EXERCISE INSTRUCTIONS: Please reproduce the following lines exactly.

Begin RECORDED INFORMATION

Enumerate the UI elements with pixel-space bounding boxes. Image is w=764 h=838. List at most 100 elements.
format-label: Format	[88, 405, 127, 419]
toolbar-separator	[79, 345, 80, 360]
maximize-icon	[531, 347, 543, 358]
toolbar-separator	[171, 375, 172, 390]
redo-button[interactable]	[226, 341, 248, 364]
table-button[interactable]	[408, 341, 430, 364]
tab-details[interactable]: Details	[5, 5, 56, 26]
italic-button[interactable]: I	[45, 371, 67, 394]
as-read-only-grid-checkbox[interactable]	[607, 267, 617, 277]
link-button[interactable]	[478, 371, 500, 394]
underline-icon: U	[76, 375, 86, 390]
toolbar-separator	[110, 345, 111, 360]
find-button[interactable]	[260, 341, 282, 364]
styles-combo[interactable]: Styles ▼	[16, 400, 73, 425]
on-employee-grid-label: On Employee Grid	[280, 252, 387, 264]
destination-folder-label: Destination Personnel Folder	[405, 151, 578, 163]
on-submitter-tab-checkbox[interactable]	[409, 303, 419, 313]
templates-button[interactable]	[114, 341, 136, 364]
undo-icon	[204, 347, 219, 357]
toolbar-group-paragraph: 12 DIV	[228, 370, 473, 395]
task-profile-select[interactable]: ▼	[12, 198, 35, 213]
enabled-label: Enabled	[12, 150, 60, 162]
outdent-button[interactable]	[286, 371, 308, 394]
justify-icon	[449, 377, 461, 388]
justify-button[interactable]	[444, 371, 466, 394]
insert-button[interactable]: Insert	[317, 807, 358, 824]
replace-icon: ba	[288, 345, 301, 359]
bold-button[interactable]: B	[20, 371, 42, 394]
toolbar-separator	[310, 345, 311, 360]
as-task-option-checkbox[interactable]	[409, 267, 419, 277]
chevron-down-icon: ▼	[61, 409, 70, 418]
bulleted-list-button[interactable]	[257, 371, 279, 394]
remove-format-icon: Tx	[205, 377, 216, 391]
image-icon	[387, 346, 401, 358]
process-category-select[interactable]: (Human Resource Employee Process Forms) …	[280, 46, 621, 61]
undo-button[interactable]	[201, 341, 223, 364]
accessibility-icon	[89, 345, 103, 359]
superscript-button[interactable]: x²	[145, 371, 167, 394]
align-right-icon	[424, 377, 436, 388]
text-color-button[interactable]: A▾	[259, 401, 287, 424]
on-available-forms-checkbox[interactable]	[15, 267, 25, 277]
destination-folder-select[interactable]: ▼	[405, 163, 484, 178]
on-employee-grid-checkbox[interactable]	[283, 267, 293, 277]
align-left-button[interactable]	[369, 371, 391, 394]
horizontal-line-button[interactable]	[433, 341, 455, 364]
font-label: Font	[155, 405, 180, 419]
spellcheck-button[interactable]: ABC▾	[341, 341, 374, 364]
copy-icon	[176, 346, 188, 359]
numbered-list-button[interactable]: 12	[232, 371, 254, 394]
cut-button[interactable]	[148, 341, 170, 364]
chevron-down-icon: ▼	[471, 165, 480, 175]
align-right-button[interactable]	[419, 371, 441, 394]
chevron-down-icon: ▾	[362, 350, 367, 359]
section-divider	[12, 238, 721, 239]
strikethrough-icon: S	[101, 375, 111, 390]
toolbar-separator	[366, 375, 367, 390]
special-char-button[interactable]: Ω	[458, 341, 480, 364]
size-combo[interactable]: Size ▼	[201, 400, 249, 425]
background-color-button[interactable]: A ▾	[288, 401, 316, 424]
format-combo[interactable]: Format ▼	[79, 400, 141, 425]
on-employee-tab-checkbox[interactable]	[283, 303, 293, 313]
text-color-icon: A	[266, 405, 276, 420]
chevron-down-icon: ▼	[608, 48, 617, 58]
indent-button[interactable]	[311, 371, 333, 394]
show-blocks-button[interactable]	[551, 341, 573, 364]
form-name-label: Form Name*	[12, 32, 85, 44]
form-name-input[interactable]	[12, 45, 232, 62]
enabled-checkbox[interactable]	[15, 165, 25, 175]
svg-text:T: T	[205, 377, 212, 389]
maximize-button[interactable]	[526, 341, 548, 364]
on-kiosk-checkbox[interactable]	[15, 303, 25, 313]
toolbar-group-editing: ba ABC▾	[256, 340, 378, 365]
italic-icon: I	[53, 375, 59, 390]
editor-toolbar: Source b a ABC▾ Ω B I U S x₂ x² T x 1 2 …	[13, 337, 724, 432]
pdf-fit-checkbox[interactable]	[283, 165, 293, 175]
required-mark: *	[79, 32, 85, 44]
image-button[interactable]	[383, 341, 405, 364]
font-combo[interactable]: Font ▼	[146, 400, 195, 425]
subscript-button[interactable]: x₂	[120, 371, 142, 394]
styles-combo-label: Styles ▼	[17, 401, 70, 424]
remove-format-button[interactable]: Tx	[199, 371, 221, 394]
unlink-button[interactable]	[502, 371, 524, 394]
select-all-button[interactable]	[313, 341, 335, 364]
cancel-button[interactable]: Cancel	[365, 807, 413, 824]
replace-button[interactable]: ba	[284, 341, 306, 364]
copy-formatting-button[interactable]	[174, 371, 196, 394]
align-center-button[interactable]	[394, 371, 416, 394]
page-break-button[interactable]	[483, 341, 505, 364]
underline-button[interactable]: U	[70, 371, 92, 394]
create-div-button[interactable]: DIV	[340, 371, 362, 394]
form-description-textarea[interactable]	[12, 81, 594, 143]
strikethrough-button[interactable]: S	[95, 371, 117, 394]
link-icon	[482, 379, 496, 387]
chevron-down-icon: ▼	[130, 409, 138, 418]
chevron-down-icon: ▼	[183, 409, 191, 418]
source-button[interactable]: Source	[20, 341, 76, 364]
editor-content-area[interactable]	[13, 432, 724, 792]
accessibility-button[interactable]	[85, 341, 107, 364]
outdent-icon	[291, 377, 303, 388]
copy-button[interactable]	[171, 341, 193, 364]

End RECORDED INFORMATION

EXERCISE RESPONSE:
Enumerate the UI elements with pixel-space bounding boxes. Image is w=764 h=838. List at most 100 elements.
format-label: Format	[88, 405, 127, 419]
toolbar-separator	[79, 345, 80, 360]
maximize-icon	[531, 347, 543, 358]
toolbar-separator	[171, 375, 172, 390]
redo-button[interactable]	[226, 341, 248, 364]
table-button[interactable]	[408, 341, 430, 364]
tab-details[interactable]: Details	[5, 5, 56, 26]
italic-button[interactable]: I	[45, 371, 67, 394]
as-read-only-grid-checkbox[interactable]	[607, 267, 617, 277]
link-button[interactable]	[478, 371, 500, 394]
underline-icon: U	[76, 375, 86, 390]
toolbar-separator	[110, 345, 111, 360]
find-button[interactable]	[260, 341, 282, 364]
styles-combo[interactable]: Styles ▼	[16, 400, 73, 425]
on-employee-grid-label: On Employee Grid	[280, 252, 387, 264]
destination-folder-label: Destination Personnel Folder	[405, 151, 578, 163]
on-submitter-tab-checkbox[interactable]	[409, 303, 419, 313]
templates-button[interactable]	[114, 341, 136, 364]
undo-icon	[204, 347, 219, 357]
toolbar-group-paragraph: 12 DIV	[228, 370, 473, 395]
task-profile-select[interactable]: ▼	[12, 198, 35, 213]
enabled-label: Enabled	[12, 150, 60, 162]
outdent-button[interactable]	[286, 371, 308, 394]
justify-icon	[449, 377, 461, 388]
justify-button[interactable]	[444, 371, 466, 394]
insert-button[interactable]: Insert	[317, 807, 358, 824]
replace-icon: ba	[288, 345, 301, 359]
bold-button[interactable]: B	[20, 371, 42, 394]
toolbar-separator	[310, 345, 311, 360]
as-task-option-checkbox[interactable]	[409, 267, 419, 277]
chevron-down-icon: ▼	[61, 409, 70, 418]
bulleted-list-button[interactable]	[257, 371, 279, 394]
remove-format-icon: Tx	[205, 377, 216, 391]
image-icon	[387, 346, 401, 358]
process-category-select[interactable]: (Human Resource Employee Process Forms) …	[280, 46, 621, 61]
undo-button[interactable]	[201, 341, 223, 364]
accessibility-icon	[89, 345, 103, 359]
superscript-button[interactable]: x²	[145, 371, 167, 394]
align-right-icon	[424, 377, 436, 388]
text-color-button[interactable]: A▾	[259, 401, 287, 424]
on-available-forms-checkbox[interactable]	[15, 267, 25, 277]
destination-folder-select[interactable]: ▼	[405, 163, 484, 178]
on-employee-grid-checkbox[interactable]	[283, 267, 293, 277]
align-left-button[interactable]	[369, 371, 391, 394]
horizontal-line-button[interactable]	[433, 341, 455, 364]
font-label: Font	[155, 405, 180, 419]
spellcheck-button[interactable]: ABC▾	[341, 341, 374, 364]
copy-icon	[176, 346, 188, 359]
numbered-list-button[interactable]: 12	[232, 371, 254, 394]
cut-button[interactable]	[148, 341, 170, 364]
chevron-down-icon: ▼	[471, 165, 480, 175]
align-right-button[interactable]	[419, 371, 441, 394]
chevron-down-icon: ▾	[362, 350, 367, 359]
section-divider	[12, 238, 721, 239]
strikethrough-icon: S	[101, 375, 111, 390]
toolbar-separator	[366, 375, 367, 390]
special-char-button[interactable]: Ω	[458, 341, 480, 364]
size-combo[interactable]: Size ▼	[201, 400, 249, 425]
background-color-button[interactable]: A ▾	[288, 401, 316, 424]
format-combo[interactable]: Format ▼	[79, 400, 141, 425]
on-employee-tab-checkbox[interactable]	[283, 303, 293, 313]
text-color-icon: A	[266, 405, 276, 420]
chevron-down-icon: ▼	[608, 48, 617, 58]
indent-button[interactable]	[311, 371, 333, 394]
show-blocks-button[interactable]	[551, 341, 573, 364]
form-name-label: Form Name*	[12, 32, 85, 44]
form-name-input[interactable]	[12, 45, 232, 62]
enabled-checkbox[interactable]	[15, 165, 25, 175]
svg-text:T: T	[205, 377, 212, 389]
maximize-button[interactable]	[526, 341, 548, 364]
on-kiosk-checkbox[interactable]	[15, 303, 25, 313]
toolbar-group-editing: ba ABC▾	[256, 340, 378, 365]
italic-icon: I	[53, 375, 59, 390]
editor-toolbar: Source b a ABC▾ Ω B I U S x₂ x² T x 1 2 …	[13, 337, 724, 432]
pdf-fit-checkbox[interactable]	[283, 165, 293, 175]
required-mark: *	[79, 32, 85, 44]
image-button[interactable]	[383, 341, 405, 364]
font-combo[interactable]: Font ▼	[146, 400, 195, 425]
subscript-button[interactable]: x₂	[120, 371, 142, 394]
styles-combo-label: Styles ▼	[17, 401, 70, 424]
remove-format-button[interactable]: Tx	[199, 371, 221, 394]
unlink-button[interactable]	[502, 371, 524, 394]
select-all-button[interactable]	[313, 341, 335, 364]
cancel-button[interactable]: Cancel	[365, 807, 413, 824]
replace-button[interactable]: ba	[284, 341, 306, 364]
copy-formatting-button[interactable]	[174, 371, 196, 394]
align-center-button[interactable]	[394, 371, 416, 394]
page-break-button[interactable]	[483, 341, 505, 364]
underline-button[interactable]: U	[70, 371, 92, 394]
create-div-button[interactable]: DIV	[340, 371, 362, 394]
form-description-textarea[interactable]	[12, 81, 594, 143]
strikethrough-button[interactable]: S	[95, 371, 117, 394]
link-icon	[482, 379, 496, 387]
chevron-down-icon: ▼	[130, 409, 138, 418]
chevron-down-icon: ▼	[183, 409, 191, 418]
source-button[interactable]: Source	[20, 341, 76, 364]
editor-content-area[interactable]	[13, 432, 724, 792]
accessibility-button[interactable]	[85, 341, 107, 364]
outdent-icon	[291, 377, 303, 388]
copy-button[interactable]	[171, 341, 193, 364]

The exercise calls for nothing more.